**Exercise instructions**
Tally the lines that include the word "City" and reply with nothing but the total.

**Data entries**
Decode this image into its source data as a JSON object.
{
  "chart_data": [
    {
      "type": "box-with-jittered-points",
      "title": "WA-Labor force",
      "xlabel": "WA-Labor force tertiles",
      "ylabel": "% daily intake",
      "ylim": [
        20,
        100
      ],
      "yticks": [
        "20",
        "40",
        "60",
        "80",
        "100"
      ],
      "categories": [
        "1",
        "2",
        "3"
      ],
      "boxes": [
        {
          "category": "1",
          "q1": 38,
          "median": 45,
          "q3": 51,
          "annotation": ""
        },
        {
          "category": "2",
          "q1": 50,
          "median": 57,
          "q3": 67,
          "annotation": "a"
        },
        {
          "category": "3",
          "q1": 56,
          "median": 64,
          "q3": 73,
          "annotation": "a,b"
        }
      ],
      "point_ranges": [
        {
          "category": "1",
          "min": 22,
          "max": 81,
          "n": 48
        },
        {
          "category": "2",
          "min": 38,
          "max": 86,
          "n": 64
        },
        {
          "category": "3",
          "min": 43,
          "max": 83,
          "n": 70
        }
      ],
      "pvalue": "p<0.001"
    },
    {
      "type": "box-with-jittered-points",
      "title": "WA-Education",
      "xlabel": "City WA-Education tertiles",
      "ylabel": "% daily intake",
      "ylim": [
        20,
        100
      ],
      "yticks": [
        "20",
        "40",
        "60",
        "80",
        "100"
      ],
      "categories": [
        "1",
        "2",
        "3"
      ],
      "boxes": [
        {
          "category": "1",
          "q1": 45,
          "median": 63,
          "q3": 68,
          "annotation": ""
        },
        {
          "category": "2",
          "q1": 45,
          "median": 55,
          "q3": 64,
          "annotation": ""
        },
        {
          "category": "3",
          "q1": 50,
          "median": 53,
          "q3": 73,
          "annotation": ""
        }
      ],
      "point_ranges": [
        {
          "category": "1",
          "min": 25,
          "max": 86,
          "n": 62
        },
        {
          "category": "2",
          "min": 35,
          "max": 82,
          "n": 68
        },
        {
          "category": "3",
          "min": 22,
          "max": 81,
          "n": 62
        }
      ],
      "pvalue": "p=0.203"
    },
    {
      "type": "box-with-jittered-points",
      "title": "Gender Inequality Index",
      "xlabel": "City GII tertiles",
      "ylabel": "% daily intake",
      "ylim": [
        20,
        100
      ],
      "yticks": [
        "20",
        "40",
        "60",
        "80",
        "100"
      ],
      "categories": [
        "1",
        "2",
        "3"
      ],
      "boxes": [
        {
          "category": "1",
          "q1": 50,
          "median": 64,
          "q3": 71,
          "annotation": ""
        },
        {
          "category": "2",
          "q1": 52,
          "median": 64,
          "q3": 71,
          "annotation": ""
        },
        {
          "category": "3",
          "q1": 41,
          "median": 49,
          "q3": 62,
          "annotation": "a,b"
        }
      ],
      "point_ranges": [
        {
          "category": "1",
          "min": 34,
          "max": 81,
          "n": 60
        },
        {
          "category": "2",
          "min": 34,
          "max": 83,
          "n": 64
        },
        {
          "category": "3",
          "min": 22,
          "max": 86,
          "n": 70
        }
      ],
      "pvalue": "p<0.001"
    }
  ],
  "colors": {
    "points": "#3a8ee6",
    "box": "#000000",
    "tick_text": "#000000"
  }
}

**Solution to this problem**
2